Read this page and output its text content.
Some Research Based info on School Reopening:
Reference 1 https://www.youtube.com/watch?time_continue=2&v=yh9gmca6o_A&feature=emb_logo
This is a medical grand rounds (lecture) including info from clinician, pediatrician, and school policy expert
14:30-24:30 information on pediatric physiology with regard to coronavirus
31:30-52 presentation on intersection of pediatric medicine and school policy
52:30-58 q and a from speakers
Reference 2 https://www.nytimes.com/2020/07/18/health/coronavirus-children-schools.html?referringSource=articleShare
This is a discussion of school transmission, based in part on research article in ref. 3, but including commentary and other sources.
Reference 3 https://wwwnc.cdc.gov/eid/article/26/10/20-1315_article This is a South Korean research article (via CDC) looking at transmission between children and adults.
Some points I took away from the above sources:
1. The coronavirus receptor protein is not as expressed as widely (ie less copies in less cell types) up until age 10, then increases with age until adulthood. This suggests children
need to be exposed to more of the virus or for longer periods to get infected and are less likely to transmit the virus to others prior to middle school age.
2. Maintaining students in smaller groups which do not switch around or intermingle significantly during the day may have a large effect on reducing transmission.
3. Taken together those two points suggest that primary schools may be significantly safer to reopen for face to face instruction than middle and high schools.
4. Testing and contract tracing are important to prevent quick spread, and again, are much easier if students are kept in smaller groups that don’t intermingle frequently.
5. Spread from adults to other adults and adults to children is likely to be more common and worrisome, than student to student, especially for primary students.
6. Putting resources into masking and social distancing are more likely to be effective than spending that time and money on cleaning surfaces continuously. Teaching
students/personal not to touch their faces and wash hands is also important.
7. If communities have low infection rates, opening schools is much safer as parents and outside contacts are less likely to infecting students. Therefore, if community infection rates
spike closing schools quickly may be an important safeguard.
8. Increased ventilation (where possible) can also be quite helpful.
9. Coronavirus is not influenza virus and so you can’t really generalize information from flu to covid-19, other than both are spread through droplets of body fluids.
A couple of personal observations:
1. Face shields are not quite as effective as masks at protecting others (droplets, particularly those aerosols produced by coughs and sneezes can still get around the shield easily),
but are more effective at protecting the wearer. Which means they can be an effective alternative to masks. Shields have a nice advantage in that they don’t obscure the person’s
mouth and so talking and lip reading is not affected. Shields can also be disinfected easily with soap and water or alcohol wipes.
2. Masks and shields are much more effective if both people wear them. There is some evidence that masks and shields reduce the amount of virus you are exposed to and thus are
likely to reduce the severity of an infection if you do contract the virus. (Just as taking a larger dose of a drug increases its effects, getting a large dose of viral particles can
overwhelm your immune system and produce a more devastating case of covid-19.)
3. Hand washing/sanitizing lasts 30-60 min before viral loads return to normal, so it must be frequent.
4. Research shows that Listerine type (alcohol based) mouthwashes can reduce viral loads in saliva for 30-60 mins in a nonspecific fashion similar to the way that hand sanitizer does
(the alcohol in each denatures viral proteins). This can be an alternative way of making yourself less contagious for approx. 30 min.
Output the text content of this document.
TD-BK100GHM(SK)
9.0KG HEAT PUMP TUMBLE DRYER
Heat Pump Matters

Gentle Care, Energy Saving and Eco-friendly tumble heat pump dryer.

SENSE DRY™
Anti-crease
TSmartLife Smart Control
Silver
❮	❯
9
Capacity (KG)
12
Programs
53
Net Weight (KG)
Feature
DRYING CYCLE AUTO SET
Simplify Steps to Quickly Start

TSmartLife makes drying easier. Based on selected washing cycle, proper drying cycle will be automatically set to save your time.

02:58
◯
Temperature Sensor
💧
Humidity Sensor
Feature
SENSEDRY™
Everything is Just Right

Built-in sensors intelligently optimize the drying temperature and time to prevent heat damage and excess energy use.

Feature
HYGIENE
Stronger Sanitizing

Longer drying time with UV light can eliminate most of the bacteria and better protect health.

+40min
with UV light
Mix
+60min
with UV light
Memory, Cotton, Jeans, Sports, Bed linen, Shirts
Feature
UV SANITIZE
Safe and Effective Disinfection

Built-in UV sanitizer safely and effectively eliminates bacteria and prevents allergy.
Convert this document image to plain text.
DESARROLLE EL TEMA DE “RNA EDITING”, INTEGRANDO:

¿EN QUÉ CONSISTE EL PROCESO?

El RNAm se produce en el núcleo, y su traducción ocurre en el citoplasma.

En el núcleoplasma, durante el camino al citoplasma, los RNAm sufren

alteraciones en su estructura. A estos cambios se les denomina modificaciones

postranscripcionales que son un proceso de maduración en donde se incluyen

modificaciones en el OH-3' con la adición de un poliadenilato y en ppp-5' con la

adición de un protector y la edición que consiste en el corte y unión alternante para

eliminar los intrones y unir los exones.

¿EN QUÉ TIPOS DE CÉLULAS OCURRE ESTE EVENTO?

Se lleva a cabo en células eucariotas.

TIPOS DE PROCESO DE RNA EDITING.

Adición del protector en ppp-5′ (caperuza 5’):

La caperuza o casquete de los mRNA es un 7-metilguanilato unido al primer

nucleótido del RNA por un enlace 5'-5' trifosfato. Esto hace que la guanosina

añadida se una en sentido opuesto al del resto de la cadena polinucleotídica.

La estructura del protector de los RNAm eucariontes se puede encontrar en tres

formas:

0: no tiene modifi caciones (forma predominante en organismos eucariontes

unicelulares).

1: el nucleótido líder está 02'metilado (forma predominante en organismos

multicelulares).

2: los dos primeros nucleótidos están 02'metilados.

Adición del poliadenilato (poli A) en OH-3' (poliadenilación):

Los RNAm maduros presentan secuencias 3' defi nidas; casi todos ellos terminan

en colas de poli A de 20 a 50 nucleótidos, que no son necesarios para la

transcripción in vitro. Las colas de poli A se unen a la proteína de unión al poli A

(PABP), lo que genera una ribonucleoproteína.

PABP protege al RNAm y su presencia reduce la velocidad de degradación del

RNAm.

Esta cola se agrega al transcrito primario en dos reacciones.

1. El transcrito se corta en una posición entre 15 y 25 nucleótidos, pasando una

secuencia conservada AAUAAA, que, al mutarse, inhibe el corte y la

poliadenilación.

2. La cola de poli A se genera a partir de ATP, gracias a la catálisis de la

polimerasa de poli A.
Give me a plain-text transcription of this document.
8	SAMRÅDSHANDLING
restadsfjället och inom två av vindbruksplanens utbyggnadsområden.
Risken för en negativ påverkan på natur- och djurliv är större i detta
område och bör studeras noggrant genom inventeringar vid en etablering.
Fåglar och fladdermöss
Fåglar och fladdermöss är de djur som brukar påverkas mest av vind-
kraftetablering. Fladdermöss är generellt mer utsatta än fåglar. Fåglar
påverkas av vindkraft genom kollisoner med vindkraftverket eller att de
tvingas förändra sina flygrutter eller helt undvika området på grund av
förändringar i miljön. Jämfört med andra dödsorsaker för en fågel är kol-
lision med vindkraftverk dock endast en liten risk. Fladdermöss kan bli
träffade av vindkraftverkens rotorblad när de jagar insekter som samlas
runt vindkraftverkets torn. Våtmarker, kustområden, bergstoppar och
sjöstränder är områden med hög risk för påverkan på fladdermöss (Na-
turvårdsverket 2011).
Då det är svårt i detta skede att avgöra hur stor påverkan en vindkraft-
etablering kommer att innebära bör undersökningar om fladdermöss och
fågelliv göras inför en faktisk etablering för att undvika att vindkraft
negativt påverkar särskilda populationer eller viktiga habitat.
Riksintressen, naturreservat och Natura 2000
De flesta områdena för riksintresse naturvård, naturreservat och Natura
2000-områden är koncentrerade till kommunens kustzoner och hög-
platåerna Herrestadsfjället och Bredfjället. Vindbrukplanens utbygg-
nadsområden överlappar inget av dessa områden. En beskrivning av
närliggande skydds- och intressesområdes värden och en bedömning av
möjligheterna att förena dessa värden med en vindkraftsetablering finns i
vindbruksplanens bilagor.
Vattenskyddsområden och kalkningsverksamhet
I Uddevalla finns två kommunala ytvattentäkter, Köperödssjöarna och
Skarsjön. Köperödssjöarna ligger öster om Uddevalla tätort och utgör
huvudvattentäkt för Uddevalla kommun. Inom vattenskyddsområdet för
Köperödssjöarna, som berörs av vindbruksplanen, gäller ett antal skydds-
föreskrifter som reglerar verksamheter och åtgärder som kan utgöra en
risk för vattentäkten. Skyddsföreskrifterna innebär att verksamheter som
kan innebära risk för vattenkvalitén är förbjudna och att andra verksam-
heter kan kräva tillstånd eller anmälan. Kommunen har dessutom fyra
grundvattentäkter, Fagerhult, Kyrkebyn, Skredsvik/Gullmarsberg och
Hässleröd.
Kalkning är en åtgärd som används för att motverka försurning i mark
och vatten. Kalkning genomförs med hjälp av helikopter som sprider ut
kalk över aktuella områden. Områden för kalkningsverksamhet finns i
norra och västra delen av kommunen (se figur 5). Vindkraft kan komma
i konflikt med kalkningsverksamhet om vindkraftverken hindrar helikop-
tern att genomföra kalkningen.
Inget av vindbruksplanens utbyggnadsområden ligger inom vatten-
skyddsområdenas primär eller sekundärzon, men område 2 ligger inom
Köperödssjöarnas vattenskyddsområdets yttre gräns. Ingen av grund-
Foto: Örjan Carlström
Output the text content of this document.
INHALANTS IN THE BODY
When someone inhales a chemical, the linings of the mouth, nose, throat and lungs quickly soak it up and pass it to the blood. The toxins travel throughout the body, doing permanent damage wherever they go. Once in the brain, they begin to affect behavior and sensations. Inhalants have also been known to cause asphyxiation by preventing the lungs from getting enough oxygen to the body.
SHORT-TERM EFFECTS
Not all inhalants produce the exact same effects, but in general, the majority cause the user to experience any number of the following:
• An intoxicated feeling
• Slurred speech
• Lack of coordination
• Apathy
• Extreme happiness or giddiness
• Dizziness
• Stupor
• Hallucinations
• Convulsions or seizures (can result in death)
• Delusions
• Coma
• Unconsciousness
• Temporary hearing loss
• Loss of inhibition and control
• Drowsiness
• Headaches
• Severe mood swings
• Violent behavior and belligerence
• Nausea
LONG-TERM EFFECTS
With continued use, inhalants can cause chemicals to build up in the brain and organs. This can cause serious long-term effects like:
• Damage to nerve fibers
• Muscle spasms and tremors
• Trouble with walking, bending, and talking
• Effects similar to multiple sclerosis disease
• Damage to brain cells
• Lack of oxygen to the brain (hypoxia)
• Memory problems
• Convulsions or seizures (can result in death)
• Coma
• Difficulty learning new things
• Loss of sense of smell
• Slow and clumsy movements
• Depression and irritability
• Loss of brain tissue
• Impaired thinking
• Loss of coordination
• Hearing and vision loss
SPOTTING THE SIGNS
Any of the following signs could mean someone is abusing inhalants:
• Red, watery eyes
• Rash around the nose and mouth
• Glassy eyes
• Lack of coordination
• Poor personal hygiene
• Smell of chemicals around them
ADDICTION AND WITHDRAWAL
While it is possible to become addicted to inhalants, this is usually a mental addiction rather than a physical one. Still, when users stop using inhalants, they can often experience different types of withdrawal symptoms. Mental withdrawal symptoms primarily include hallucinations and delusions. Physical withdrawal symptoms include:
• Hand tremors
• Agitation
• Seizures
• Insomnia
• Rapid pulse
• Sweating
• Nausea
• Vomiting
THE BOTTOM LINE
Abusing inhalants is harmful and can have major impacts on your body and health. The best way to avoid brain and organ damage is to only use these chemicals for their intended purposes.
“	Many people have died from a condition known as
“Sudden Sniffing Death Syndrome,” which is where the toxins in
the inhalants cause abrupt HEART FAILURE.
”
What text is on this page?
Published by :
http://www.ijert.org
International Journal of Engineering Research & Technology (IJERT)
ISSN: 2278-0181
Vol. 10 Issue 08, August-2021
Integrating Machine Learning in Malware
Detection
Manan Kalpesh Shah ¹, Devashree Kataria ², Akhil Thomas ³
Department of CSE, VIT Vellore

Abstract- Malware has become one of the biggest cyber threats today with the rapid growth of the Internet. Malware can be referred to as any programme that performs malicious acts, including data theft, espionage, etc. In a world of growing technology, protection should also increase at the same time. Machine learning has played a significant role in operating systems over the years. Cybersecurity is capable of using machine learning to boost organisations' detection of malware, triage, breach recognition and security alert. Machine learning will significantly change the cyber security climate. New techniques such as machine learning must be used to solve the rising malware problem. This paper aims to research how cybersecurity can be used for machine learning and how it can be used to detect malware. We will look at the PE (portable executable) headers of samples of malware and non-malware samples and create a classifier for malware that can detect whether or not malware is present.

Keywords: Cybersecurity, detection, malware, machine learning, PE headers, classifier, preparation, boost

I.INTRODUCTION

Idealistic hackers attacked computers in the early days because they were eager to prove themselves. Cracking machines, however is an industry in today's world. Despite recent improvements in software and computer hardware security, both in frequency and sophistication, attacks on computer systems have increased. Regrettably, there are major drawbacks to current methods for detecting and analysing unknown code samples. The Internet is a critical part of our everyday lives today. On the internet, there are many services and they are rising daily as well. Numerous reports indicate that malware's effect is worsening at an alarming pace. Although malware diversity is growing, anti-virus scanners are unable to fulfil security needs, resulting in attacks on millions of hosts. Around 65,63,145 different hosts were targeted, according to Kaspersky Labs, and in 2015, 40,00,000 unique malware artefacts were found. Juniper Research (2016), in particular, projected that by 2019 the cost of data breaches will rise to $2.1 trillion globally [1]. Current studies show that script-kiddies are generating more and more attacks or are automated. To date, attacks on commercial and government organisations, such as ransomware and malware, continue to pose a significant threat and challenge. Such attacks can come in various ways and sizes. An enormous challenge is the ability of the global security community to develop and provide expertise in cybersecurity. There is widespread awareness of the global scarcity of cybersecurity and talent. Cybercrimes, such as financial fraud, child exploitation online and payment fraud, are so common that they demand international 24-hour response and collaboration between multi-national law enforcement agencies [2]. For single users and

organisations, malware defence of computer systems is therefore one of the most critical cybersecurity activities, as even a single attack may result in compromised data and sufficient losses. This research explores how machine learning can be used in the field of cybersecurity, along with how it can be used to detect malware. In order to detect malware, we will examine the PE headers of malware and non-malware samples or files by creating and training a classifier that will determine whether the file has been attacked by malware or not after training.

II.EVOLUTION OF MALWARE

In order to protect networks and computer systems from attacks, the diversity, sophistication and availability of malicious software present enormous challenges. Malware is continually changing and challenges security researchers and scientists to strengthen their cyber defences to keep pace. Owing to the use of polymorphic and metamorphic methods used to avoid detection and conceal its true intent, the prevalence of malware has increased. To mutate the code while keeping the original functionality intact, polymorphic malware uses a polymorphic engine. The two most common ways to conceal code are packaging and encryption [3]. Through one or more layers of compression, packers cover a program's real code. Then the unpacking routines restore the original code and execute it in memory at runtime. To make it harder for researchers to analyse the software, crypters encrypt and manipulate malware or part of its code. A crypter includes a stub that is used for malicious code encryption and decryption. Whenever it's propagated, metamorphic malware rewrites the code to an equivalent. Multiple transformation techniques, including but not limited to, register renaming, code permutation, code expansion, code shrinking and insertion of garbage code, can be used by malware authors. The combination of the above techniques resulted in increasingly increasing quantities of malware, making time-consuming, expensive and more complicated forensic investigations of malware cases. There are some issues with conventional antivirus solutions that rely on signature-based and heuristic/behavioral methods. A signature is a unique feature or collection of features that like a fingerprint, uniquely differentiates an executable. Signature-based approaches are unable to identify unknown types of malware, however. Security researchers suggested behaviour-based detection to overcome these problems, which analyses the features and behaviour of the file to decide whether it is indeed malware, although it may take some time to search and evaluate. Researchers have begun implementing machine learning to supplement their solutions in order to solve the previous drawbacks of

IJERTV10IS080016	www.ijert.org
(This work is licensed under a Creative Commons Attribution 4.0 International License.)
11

========

» PROBLEM TO WORK ON: Sift through the material above and copy the lines that contain the word "naturreservat".

» RESPONSE TO THE TASK:
Riksintressen, naturreservat och Natura 2000
De flesta områdena för riksintresse naturvård, naturreservat och Natura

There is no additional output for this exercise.